* **To do**
Records follow. Copy every line with "name".

* **Records that describe figures**
★ ★ ★ ★ ★ ★ ★

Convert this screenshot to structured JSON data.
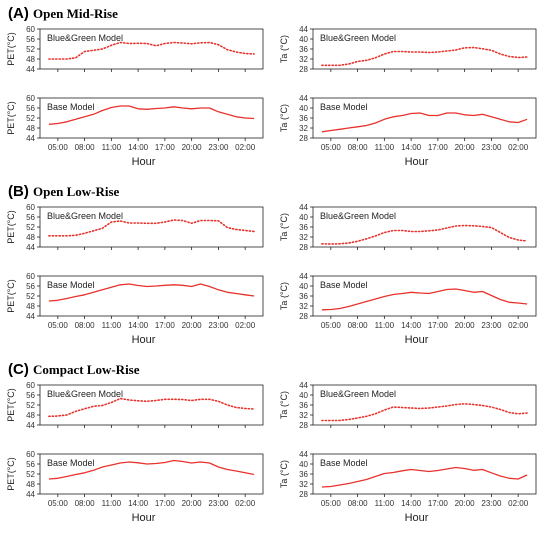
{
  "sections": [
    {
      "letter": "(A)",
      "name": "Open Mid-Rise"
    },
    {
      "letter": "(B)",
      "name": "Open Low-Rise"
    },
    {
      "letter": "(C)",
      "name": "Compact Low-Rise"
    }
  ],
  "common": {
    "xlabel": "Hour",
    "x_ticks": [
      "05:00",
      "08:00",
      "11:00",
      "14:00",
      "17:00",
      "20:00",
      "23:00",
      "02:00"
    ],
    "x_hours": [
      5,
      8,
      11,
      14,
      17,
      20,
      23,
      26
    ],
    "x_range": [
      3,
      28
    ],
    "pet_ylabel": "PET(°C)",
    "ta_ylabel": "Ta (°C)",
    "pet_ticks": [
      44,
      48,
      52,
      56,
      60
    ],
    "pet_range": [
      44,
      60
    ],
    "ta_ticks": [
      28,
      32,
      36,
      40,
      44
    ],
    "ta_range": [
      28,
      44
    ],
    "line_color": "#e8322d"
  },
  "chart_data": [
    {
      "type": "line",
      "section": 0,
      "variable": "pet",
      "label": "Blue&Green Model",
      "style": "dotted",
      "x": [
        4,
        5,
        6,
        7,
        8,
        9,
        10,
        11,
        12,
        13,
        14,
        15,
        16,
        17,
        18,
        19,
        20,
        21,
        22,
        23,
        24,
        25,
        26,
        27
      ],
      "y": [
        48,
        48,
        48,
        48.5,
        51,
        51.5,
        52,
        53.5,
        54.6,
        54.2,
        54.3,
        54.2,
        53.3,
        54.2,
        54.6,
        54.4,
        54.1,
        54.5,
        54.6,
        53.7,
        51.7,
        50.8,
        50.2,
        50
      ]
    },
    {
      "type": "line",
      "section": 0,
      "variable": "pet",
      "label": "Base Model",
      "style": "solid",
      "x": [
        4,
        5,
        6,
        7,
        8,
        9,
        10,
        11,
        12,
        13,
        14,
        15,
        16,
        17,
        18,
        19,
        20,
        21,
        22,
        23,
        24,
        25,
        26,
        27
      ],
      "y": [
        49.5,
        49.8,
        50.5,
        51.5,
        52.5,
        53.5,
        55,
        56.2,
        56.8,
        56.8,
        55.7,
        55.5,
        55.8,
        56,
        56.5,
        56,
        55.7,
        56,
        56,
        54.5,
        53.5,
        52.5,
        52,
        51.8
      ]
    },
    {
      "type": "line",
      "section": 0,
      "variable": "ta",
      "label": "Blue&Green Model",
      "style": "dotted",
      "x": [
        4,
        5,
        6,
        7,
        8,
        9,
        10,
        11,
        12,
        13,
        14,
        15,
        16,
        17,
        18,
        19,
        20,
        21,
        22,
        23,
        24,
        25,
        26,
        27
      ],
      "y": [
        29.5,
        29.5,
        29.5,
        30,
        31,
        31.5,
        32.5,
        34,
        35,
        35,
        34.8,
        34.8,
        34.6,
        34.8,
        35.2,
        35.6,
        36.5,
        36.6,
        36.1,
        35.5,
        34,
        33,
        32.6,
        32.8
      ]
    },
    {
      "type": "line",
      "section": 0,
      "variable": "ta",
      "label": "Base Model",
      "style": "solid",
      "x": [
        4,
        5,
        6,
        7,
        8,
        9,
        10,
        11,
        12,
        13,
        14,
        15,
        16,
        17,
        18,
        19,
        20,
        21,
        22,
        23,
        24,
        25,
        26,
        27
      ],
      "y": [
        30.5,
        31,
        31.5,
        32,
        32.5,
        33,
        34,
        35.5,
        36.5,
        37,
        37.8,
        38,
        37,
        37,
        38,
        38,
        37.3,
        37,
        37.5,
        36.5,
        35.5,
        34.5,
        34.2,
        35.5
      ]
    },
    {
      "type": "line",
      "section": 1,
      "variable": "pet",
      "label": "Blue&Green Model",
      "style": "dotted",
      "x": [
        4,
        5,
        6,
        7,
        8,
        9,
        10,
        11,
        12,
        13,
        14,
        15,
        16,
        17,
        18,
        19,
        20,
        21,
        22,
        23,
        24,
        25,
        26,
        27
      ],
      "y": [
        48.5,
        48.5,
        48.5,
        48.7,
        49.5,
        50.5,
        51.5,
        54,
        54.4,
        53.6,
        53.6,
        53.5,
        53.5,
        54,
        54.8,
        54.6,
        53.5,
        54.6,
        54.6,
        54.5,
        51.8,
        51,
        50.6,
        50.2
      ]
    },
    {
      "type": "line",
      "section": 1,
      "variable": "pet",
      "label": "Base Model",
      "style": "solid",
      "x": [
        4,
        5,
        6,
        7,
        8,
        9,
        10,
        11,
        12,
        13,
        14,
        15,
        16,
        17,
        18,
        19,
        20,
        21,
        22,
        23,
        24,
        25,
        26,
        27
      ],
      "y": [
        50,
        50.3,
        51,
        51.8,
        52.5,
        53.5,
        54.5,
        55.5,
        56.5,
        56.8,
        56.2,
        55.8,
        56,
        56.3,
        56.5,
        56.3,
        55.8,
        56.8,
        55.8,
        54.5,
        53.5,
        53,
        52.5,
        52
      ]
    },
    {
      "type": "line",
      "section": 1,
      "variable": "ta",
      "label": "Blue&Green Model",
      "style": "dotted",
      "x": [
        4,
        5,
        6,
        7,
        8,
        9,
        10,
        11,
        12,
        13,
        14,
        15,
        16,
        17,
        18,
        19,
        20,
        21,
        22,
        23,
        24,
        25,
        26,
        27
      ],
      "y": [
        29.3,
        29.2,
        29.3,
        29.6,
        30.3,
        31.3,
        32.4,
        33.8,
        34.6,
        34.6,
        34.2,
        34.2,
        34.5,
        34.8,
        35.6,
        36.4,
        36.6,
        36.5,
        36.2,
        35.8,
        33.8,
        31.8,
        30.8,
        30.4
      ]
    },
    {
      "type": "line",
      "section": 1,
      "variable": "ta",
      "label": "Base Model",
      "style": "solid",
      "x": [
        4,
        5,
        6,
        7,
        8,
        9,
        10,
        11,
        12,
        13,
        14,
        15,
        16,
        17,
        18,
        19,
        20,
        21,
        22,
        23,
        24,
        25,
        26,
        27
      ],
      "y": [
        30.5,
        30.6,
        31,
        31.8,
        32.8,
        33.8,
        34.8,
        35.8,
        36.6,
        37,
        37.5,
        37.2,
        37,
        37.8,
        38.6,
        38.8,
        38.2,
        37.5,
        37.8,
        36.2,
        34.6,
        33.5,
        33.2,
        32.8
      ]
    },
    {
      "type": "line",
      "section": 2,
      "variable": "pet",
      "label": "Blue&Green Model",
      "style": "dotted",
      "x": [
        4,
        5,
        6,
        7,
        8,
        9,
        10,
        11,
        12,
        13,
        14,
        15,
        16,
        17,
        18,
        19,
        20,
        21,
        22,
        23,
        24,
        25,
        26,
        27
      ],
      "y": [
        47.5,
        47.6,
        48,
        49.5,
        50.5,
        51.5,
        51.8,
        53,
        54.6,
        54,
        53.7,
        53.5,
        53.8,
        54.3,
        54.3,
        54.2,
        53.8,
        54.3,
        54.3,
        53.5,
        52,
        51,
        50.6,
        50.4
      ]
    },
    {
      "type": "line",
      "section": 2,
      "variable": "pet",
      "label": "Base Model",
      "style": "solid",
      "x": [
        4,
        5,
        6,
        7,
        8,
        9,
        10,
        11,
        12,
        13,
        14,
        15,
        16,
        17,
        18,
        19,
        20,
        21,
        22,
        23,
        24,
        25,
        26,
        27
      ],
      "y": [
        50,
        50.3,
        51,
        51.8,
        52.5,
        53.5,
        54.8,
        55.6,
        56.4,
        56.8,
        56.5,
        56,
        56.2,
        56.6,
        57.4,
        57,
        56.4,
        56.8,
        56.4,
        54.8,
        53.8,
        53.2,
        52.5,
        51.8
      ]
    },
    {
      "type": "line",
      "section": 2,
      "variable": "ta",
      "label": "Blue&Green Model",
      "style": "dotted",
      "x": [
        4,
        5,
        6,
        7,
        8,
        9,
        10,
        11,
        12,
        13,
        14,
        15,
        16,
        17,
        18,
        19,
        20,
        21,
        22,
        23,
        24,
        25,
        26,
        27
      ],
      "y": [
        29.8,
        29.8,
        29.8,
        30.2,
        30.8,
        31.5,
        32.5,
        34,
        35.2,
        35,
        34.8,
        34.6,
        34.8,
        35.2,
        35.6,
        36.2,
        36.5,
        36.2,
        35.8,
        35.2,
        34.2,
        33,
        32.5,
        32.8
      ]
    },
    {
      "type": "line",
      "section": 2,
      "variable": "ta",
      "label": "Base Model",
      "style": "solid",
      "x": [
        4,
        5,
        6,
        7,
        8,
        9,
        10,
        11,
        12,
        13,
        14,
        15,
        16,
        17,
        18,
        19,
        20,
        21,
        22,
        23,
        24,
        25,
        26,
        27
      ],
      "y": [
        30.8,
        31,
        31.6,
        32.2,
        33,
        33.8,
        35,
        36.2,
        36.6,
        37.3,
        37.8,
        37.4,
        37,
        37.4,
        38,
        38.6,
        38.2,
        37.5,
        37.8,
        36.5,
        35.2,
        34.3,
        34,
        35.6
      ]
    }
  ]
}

★ ★ ★ ★ ★ ★ ★

* **Solution to this exercise**
      "name": "Open Mid-Rise"
      "name": "Open Low-Rise"
      "name": "Compact Low-Rise"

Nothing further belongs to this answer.